▸ Problem details
Print the listing below exactly.

▸ Record list
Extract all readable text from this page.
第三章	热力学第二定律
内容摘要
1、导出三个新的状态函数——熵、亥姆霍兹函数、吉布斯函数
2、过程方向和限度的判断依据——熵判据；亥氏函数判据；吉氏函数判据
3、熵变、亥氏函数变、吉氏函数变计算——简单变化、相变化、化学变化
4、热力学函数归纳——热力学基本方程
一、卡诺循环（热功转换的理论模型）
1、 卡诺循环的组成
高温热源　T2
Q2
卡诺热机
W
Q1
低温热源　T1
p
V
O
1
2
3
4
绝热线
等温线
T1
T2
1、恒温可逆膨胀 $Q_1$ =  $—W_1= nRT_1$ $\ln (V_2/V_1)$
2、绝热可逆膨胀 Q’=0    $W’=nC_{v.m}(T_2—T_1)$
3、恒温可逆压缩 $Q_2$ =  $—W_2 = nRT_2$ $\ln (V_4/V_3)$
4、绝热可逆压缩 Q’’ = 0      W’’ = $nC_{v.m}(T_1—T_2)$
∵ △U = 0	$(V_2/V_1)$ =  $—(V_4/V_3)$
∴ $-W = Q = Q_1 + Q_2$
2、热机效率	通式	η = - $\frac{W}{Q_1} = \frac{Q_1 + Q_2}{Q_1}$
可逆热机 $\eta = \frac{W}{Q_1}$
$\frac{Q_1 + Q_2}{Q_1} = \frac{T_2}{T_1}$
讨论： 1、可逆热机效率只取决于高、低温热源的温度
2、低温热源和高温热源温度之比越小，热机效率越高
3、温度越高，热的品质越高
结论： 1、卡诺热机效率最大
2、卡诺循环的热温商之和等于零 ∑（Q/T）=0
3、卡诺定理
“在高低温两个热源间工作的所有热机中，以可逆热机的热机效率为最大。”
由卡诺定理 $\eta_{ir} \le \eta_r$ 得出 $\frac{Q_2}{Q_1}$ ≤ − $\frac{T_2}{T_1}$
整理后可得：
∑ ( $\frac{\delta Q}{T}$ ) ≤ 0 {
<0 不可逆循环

▸ Correct result
Extract all readable text from this page.
第三章	热力学第二定律
内容摘要
1、导出三个新的状态函数——熵、亥姆霍兹函数、吉布斯函数
2、过程方向和限度的判断依据——熵判据；亥氏函数判据；吉氏函数判据
3、熵变、亥氏函数变、吉氏函数变计算——简单变化、相变化、化学变化
4、热力学函数归纳——热力学基本方程
一、卡诺循环（热功转换的理论模型）
1、 卡诺循环的组成
高温热源　T2
Q2
卡诺热机
W
Q1
低温热源　T1
p
V
O
1
2
3
4
绝热线
等温线
T1
T2
1、恒温可逆膨胀 $Q_1$ =  $—W_1= nRT_1$ $\ln (V_2/V_1)$
2、绝热可逆膨胀 Q’=0    $W’=nC_{v.m}(T_2—T_1)$
3、恒温可逆压缩 $Q_2$ =  $—W_2 = nRT_2$ $\ln (V_4/V_3)$
4、绝热可逆压缩 Q’’ = 0      W’’ = $nC_{v.m}(T_1—T_2)$
∵ △U = 0	$(V_2/V_1)$ =  $—(V_4/V_3)$
∴ $-W = Q = Q_1 + Q_2$
2、热机效率	通式	η = - $\frac{W}{Q_1} = \frac{Q_1 + Q_2}{Q_1}$
可逆热机 $\eta = \frac{W}{Q_1}$
$\frac{Q_1 + Q_2}{Q_1} = \frac{T_2}{T_1}$
讨论： 1、可逆热机效率只取决于高、低温热源的温度
2、低温热源和高温热源温度之比越小，热机效率越高
3、温度越高，热的品质越高
结论： 1、卡诺热机效率最大
2、卡诺循环的热温商之和等于零 ∑（Q/T）=0
3、卡诺定理
“在高低温两个热源间工作的所有热机中，以可逆热机的热机效率为最大。”
由卡诺定理 $\eta_{ir} \le \eta_r$ 得出 $\frac{Q_2}{Q_1}$ ≤ − $\frac{T_2}{T_1}$
整理后可得：
∑ ( $\frac{\delta Q}{T}$ ) ≤ 0 {
<0 不可逆循环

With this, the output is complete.